→ **Challenge**: Without including any pictures, copy each entry below exactly.

______________________________

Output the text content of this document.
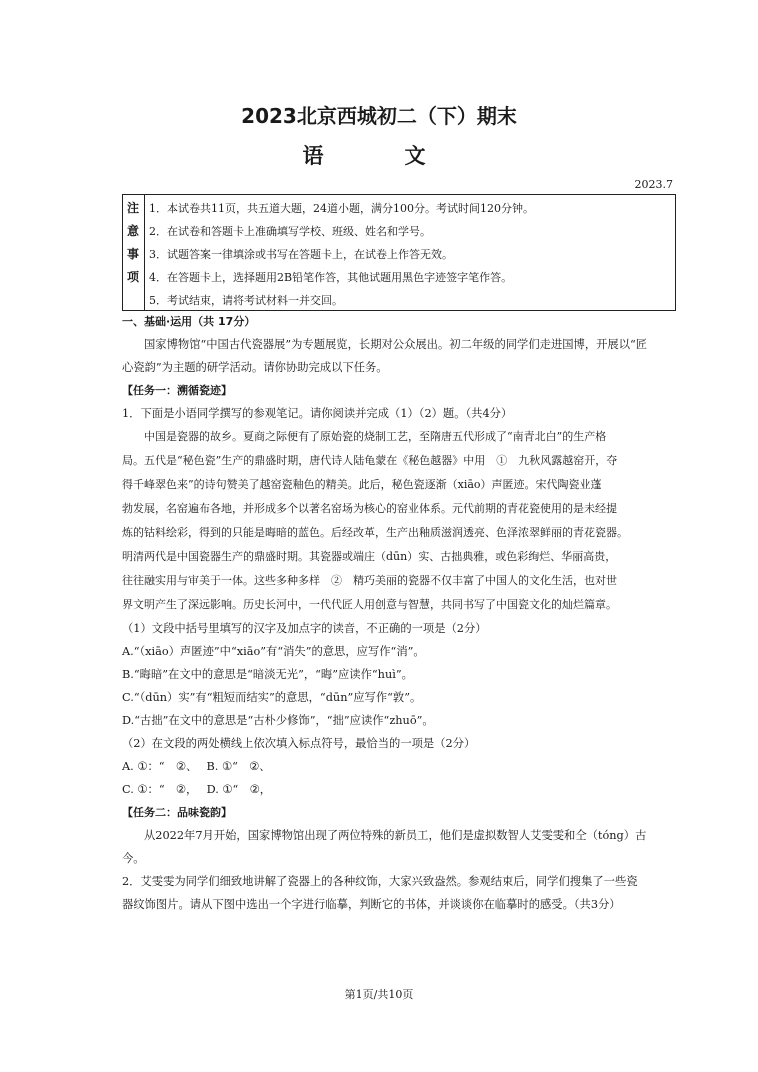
2023北京西城初二（下）期末
语　文
2023.7
注
意
事
项
1．本试卷共11页，共五道大题，24道小题，满分100分。考试时间120分钟。
2．在试卷和答题卡上准确填写学校、班级、姓名和学号。
3．试题答案一律填涂或书写在答题卡上，在试卷上作答无效。
4．在答题卡上，选择题用2B铅笔作答，其他试题用黑色字迹签字笔作答。
5．考试结束，请将考试材料一并交回。
一、基础·运用（共 17分）
国家博物馆“中国古代瓷器展”为专题展览，长期对公众展出。初二年级的同学们走进国博，开展以“匠
心瓷韵”为主题的研学活动。请你协助完成以下任务。
【任务一：溯循瓷迹】
1．下面是小语同学撰写的参观笔记。请你阅读并完成（1）（2）题。（共4分）
中国是瓷器的故乡。夏商之际便有了原始瓷的烧制工艺，至隋唐五代形成了“南青北白”的生产格
局。五代是“秘色瓷”生产的鼎盛时期，唐代诗人陆龟蒙在《秘色越器》中用　①　九秋风露越窑开，夺
得千峰翠色来”的诗句赞美了越窑瓷釉色的精美。此后，秘色瓷逐渐（xiāo）声匿迹。宋代陶瓷业蓬
勃发展，名窑遍布各地，并形成多个以著名窑场为核心的窑业体系。元代前期的青花瓷使用的是未经提
炼的钴料绘彩，得到的只能是晦暗的蓝色。后经改革，生产出釉质滋润透亮、色泽浓翠鲜丽的青花瓷器。
明清两代是中国瓷器生产的鼎盛时期。其瓷器或端庄（dūn）实、古拙典雅，或色彩绚烂、华丽高贵，
往往融实用与审美于一体。这些多种多样　②　精巧美丽的瓷器不仅丰富了中国人的文化生活，也对世
界文明产生了深远影响。历史长河中，一代代匠人用创意与智慧，共同书写了中国瓷文化的灿烂篇章。
（1）文段中括号里填写的汉字及加点字的读音，不正确的一项是（2分）
A.“（xiāo）声匿迹”中“xiāo”有“消失”的意思，应写作“消”。
B.“晦暗”在文中的意思是“暗淡无光”，“晦”应读作“huì”。
C.“（dūn）实”有“粗短而结实”的意思，“dūn”应写作“敦”。
D.“古拙”在文中的意思是“古朴少修饰”，“拙”应读作“zhuō”。
（2）在文段的两处横线上依次填入标点符号，最恰当的一项是（2分）
A. ①：“　②、　 B. ①“　②、
C. ①：“　②，　 D. ①“　②，
【任务二：品味瓷韵】
从2022年7月开始，国家博物馆出现了两位特殊的新员工，他们是虚拟数智人艾雯雯和仝（tóng）古
今。
2．艾雯雯为同学们细致地讲解了瓷器上的各种纹饰，大家兴致盎然。参观结束后，同学们搜集了一些瓷
器纹饰图片。请从下图中选出一个字进行临摹，判断它的书体，并谈谈你在临摹时的感受。（共3分）
第1页/共10页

______________________________

→ **Exercise solution**:
Output the text content of this document.
2023北京西城初二（下）期末
语　文
2023.7
注
意
事
项
1．本试卷共11页，共五道大题，24道小题，满分100分。考试时间120分钟。
2．在试卷和答题卡上准确填写学校、班级、姓名和学号。
3．试题答案一律填涂或书写在答题卡上，在试卷上作答无效。
4．在答题卡上，选择题用2B铅笔作答，其他试题用黑色字迹签字笔作答。
5．考试结束，请将考试材料一并交回。
一、基础·运用（共 17分）
国家博物馆“中国古代瓷器展”为专题展览，长期对公众展出。初二年级的同学们走进国博，开展以“匠
心瓷韵”为主题的研学活动。请你协助完成以下任务。
【任务一：溯循瓷迹】
1．下面是小语同学撰写的参观笔记。请你阅读并完成（1）（2）题。（共4分）
中国是瓷器的故乡。夏商之际便有了原始瓷的烧制工艺，至隋唐五代形成了“南青北白”的生产格
局。五代是“秘色瓷”生产的鼎盛时期，唐代诗人陆龟蒙在《秘色越器》中用　①　九秋风露越窑开，夺
得千峰翠色来”的诗句赞美了越窑瓷釉色的精美。此后，秘色瓷逐渐（xiāo）声匿迹。宋代陶瓷业蓬
勃发展，名窑遍布各地，并形成多个以著名窑场为核心的窑业体系。元代前期的青花瓷使用的是未经提
炼的钴料绘彩，得到的只能是晦暗的蓝色。后经改革，生产出釉质滋润透亮、色泽浓翠鲜丽的青花瓷器。
明清两代是中国瓷器生产的鼎盛时期。其瓷器或端庄（dūn）实、古拙典雅，或色彩绚烂、华丽高贵，
往往融实用与审美于一体。这些多种多样　②　精巧美丽的瓷器不仅丰富了中国人的文化生活，也对世
界文明产生了深远影响。历史长河中，一代代匠人用创意与智慧，共同书写了中国瓷文化的灿烂篇章。
（1）文段中括号里填写的汉字及加点字的读音，不正确的一项是（2分）
A.“（xiāo）声匿迹”中“xiāo”有“消失”的意思，应写作“消”。
B.“晦暗”在文中的意思是“暗淡无光”，“晦”应读作“huì”。
C.“（dūn）实”有“粗短而结实”的意思，“dūn”应写作“敦”。
D.“古拙”在文中的意思是“古朴少修饰”，“拙”应读作“zhuō”。
（2）在文段的两处横线上依次填入标点符号，最恰当的一项是（2分）
A. ①：“　②、　 B. ①“　②、
C. ①：“　②，　 D. ①“　②，
【任务二：品味瓷韵】
从2022年7月开始，国家博物馆出现了两位特殊的新员工，他们是虚拟数智人艾雯雯和仝（tóng）古
今。
2．艾雯雯为同学们细致地讲解了瓷器上的各种纹饰，大家兴致盎然。参观结束后，同学们搜集了一些瓷
器纹饰图片。请从下图中选出一个字进行临摹，判断它的书体，并谈谈你在临摹时的感受。（共3分）
第1页/共10页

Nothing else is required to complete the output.